#### Instructions for the task
Copy all the material below, exactly as it stands.

__________

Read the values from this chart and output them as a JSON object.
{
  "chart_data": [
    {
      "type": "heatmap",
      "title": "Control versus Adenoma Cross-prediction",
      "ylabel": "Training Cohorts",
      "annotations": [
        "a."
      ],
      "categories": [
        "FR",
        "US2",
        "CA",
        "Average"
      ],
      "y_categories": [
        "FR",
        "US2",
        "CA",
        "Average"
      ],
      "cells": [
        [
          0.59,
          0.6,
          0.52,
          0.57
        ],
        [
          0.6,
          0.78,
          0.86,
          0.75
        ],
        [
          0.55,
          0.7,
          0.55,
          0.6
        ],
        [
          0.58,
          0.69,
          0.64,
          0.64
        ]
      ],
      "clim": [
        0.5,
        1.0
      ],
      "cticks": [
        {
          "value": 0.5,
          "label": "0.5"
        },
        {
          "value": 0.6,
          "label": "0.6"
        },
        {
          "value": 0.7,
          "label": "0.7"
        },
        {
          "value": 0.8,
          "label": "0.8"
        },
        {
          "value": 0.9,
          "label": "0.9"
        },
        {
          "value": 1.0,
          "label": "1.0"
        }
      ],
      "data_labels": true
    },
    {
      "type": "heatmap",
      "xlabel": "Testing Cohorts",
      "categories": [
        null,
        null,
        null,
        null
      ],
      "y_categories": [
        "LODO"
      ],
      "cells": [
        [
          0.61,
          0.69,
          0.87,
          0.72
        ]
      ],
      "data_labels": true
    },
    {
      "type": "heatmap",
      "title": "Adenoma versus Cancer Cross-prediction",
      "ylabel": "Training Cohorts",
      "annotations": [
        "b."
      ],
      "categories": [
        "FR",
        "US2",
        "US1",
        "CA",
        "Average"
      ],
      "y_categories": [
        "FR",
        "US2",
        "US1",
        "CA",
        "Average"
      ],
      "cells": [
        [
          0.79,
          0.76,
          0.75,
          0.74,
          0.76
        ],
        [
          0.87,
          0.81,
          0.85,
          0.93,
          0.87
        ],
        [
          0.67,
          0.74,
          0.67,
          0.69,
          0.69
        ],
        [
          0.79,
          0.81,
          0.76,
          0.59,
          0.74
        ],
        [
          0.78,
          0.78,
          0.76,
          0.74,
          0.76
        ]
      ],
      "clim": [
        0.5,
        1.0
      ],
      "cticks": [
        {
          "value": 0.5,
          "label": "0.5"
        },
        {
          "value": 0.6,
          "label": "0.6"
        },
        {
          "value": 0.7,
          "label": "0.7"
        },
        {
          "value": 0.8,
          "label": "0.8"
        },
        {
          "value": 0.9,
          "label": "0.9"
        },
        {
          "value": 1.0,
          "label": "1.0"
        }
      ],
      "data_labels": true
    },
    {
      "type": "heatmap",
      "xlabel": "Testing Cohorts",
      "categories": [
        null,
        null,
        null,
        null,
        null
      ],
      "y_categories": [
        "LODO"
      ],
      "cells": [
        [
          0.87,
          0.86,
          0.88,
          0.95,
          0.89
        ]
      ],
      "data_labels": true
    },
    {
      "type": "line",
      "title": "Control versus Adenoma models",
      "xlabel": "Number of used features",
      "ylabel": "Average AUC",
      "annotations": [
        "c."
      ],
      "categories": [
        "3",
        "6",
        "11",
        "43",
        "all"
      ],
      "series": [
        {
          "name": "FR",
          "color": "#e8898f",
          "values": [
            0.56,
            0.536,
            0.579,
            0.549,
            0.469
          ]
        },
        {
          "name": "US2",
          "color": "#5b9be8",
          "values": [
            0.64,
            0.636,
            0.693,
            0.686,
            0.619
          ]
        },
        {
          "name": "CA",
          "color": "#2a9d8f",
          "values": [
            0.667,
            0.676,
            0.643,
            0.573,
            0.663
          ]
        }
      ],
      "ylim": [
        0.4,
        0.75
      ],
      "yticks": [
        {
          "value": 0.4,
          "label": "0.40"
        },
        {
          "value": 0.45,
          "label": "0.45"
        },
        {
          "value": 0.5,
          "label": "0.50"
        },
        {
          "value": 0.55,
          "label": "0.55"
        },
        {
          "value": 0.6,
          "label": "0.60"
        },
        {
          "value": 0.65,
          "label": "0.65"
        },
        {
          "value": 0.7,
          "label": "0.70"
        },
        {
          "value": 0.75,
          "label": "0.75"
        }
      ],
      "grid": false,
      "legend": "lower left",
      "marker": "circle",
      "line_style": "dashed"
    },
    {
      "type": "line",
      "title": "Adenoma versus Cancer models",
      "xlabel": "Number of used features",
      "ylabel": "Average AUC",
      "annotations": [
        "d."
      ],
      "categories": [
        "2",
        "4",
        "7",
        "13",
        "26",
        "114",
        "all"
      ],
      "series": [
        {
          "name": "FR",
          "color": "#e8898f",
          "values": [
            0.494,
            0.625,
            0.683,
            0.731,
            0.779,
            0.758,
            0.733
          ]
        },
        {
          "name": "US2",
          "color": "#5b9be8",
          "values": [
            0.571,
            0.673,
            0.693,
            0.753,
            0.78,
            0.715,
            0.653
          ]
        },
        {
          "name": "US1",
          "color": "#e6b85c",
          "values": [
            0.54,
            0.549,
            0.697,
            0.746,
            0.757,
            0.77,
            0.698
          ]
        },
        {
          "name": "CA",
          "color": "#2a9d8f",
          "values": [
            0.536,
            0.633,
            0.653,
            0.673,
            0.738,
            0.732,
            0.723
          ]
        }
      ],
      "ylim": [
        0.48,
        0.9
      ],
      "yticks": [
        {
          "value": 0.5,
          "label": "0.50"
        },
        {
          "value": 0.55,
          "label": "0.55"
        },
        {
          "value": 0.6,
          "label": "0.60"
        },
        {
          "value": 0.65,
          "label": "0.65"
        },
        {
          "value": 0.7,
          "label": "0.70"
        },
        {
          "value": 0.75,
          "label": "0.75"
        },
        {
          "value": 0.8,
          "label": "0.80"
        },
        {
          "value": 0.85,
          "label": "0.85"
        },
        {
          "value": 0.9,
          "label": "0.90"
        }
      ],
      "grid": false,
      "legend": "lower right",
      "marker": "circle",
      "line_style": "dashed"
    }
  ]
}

__________

#### Solution to this task
Read the values from this chart and output them as a JSON object.
{
  "chart_data": [
    {
      "type": "heatmap",
      "title": "Control versus Adenoma Cross-prediction",
      "ylabel": "Training Cohorts",
      "annotations": [
        "a."
      ],
      "categories": [
        "FR",
        "US2",
        "CA",
        "Average"
      ],
      "y_categories": [
        "FR",
        "US2",
        "CA",
        "Average"
      ],
      "cells": [
        [
          0.59,
          0.6,
          0.52,
          0.57
        ],
        [
          0.6,
          0.78,
          0.86,
          0.75
        ],
        [
          0.55,
          0.7,
          0.55,
          0.6
        ],
        [
          0.58,
          0.69,
          0.64,
          0.64
        ]
      ],
      "clim": [
        0.5,
        1.0
      ],
      "cticks": [
        {
          "value": 0.5,
          "label": "0.5"
        },
        {
          "value": 0.6,
          "label": "0.6"
        },
        {
          "value": 0.7,
          "label": "0.7"
        },
        {
          "value": 0.8,
          "label": "0.8"
        },
        {
          "value": 0.9,
          "label": "0.9"
        },
        {
          "value": 1.0,
          "label": "1.0"
        }
      ],
      "data_labels": true
    },
    {
      "type": "heatmap",
      "xlabel": "Testing Cohorts",
      "categories": [
        null,
        null,
        null,
        null
      ],
      "y_categories": [
        "LODO"
      ],
      "cells": [
        [
          0.61,
          0.69,
          0.87,
          0.72
        ]
      ],
      "data_labels": true
    },
    {
      "type": "heatmap",
      "title": "Adenoma versus Cancer Cross-prediction",
      "ylabel": "Training Cohorts",
      "annotations": [
        "b."
      ],
      "categories": [
        "FR",
        "US2",
        "US1",
        "CA",
        "Average"
      ],
      "y_categories": [
        "FR",
        "US2",
        "US1",
        "CA",
        "Average"
      ],
      "cells": [
        [
          0.79,
          0.76,
          0.75,
          0.74,
          0.76
        ],
        [
          0.87,
          0.81,
          0.85,
          0.93,
          0.87
        ],
        [
          0.67,
          0.74,
          0.67,
          0.69,
          0.69
        ],
        [
          0.79,
          0.81,
          0.76,
          0.59,
          0.74
        ],
        [
          0.78,
          0.78,
          0.76,
          0.74,
          0.76
        ]
      ],
      "clim": [
        0.5,
        1.0
      ],
      "cticks": [
        {
          "value": 0.5,
          "label": "0.5"
        },
        {
          "value": 0.6,
          "label": "0.6"
        },
        {
          "value": 0.7,
          "label": "0.7"
        },
        {
          "value": 0.8,
          "label": "0.8"
        },
        {
          "value": 0.9,
          "label": "0.9"
        },
        {
          "value": 1.0,
          "label": "1.0"
        }
      ],
      "data_labels": true
    },
    {
      "type": "heatmap",
      "xlabel": "Testing Cohorts",
      "categories": [
        null,
        null,
        null,
        null,
        null
      ],
      "y_categories": [
        "LODO"
      ],
      "cells": [
        [
          0.87,
          0.86,
          0.88,
          0.95,
          0.89
        ]
      ],
      "data_labels": true
    },
    {
      "type": "line",
      "title": "Control versus Adenoma models",
      "xlabel": "Number of used features",
      "ylabel": "Average AUC",
      "annotations": [
        "c."
      ],
      "categories": [
        "3",
        "6",
        "11",
        "43",
        "all"
      ],
      "series": [
        {
          "name": "FR",
          "color": "#e8898f",
          "values": [
            0.56,
            0.536,
            0.579,
            0.549,
            0.469
          ]
        },
        {
          "name": "US2",
          "color": "#5b9be8",
          "values": [
            0.64,
            0.636,
            0.693,
            0.686,
            0.619
          ]
        },
        {
          "name": "CA",
          "color": "#2a9d8f",
          "values": [
            0.667,
            0.676,
            0.643,
            0.573,
            0.663
          ]
        }
      ],
      "ylim": [
        0.4,
        0.75
      ],
      "yticks": [
        {
          "value": 0.4,
          "label": "0.40"
        },
        {
          "value": 0.45,
          "label": "0.45"
        },
        {
          "value": 0.5,
          "label": "0.50"
        },
        {
          "value": 0.55,
          "label": "0.55"
        },
        {
          "value": 0.6,
          "label": "0.60"
        },
        {
          "value": 0.65,
          "label": "0.65"
        },
        {
          "value": 0.7,
          "label": "0.70"
        },
        {
          "value": 0.75,
          "label": "0.75"
        }
      ],
      "grid": false,
      "legend": "lower left",
      "marker": "circle",
      "line_style": "dashed"
    },
    {
      "type": "line",
      "title": "Adenoma versus Cancer models",
      "xlabel": "Number of used features",
      "ylabel": "Average AUC",
      "annotations": [
        "d."
      ],
      "categories": [
        "2",
        "4",
        "7",
        "13",
        "26",
        "114",
        "all"
      ],
      "series": [
        {
          "name": "FR",
          "color": "#e8898f",
          "values": [
            0.494,
            0.625,
            0.683,
            0.731,
            0.779,
            0.758,
            0.733
          ]
        },
        {
          "name": "US2",
          "color": "#5b9be8",
          "values": [
            0.571,
            0.673,
            0.693,
            0.753,
            0.78,
            0.715,
            0.653
          ]
        },
        {
          "name": "US1",
          "color": "#e6b85c",
          "values": [
            0.54,
            0.549,
            0.697,
            0.746,
            0.757,
            0.77,
            0.698
          ]
        },
        {
          "name": "CA",
          "color": "#2a9d8f",
          "values": [
            0.536,
            0.633,
            0.653,
            0.673,
            0.738,
            0.732,
            0.723
          ]
        }
      ],
      "ylim": [
        0.48,
        0.9
      ],
      "yticks": [
        {
          "value": 0.5,
          "label": "0.50"
        },
        {
          "value": 0.55,
          "label": "0.55"
        },
        {
          "value": 0.6,
          "label": "0.60"
        },
        {
          "value": 0.65,
          "label": "0.65"
        },
        {
          "value": 0.7,
          "label": "0.70"
        },
        {
          "value": 0.75,
          "label": "0.75"
        },
        {
          "value": 0.8,
          "label": "0.80"
        },
        {
          "value": 0.85,
          "label": "0.85"
        },
        {
          "value": 0.9,
          "label": "0.90"
        }
      ],
      "grid": false,
      "legend": "lower right",
      "marker": "circle",
      "line_style": "dashed"
    }
  ]
}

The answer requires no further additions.